_Goal_
Extract the data exactly, missing nothing.

_Listing_
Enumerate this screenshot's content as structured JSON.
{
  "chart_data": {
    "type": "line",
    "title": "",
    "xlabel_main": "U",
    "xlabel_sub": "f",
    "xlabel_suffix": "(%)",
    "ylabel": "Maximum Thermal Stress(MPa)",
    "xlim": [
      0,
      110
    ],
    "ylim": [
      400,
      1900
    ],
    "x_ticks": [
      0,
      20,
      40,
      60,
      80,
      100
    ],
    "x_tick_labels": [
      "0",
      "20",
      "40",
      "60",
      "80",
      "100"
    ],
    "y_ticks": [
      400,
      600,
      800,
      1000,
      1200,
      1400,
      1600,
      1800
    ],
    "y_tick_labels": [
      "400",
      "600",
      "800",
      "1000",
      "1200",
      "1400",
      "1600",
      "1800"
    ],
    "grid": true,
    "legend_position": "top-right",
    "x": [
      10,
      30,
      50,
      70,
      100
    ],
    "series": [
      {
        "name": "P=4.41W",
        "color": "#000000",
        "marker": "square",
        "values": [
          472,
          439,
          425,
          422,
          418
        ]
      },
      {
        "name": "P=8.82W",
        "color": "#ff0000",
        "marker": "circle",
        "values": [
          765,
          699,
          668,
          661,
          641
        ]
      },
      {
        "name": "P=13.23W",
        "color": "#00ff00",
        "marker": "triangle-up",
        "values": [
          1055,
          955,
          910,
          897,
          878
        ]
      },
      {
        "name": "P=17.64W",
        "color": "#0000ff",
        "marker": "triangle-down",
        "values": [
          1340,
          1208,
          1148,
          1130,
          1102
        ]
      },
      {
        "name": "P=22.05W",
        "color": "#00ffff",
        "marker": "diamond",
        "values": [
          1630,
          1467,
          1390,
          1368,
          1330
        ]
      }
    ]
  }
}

_Final result_
Enumerate this screenshot's content as structured JSON.
{
  "chart_data": {
    "type": "line",
    "title": "",
    "xlabel_main": "U",
    "xlabel_sub": "f",
    "xlabel_suffix": "(%)",
    "ylabel": "Maximum Thermal Stress(MPa)",
    "xlim": [
      0,
      110
    ],
    "ylim": [
      400,
      1900
    ],
    "x_ticks": [
      0,
      20,
      40,
      60,
      80,
      100
    ],
    "x_tick_labels": [
      "0",
      "20",
      "40",
      "60",
      "80",
      "100"
    ],
    "y_ticks": [
      400,
      600,
      800,
      1000,
      1200,
      1400,
      1600,
      1800
    ],
    "y_tick_labels": [
      "400",
      "600",
      "800",
      "1000",
      "1200",
      "1400",
      "1600",
      "1800"
    ],
    "grid": true,
    "legend_position": "top-right",
    "x": [
      10,
      30,
      50,
      70,
      100
    ],
    "series": [
      {
        "name": "P=4.41W",
        "color": "#000000",
        "marker": "square",
        "values": [
          472,
          439,
          425,
          422,
          418
        ]
      },
      {
        "name": "P=8.82W",
        "color": "#ff0000",
        "marker": "circle",
        "values": [
          765,
          699,
          668,
          661,
          641
        ]
      },
      {
        "name": "P=13.23W",
        "color": "#00ff00",
        "marker": "triangle-up",
        "values": [
          1055,
          955,
          910,
          897,
          878
        ]
      },
      {
        "name": "P=17.64W",
        "color": "#0000ff",
        "marker": "triangle-down",
        "values": [
          1340,
          1208,
          1148,
          1130,
          1102
        ]
      },
      {
        "name": "P=22.05W",
        "color": "#00ffff",
        "marker": "diamond",
        "values": [
          1630,
          1467,
          1390,
          1368,
          1330
        ]
      }
    ]
  }
}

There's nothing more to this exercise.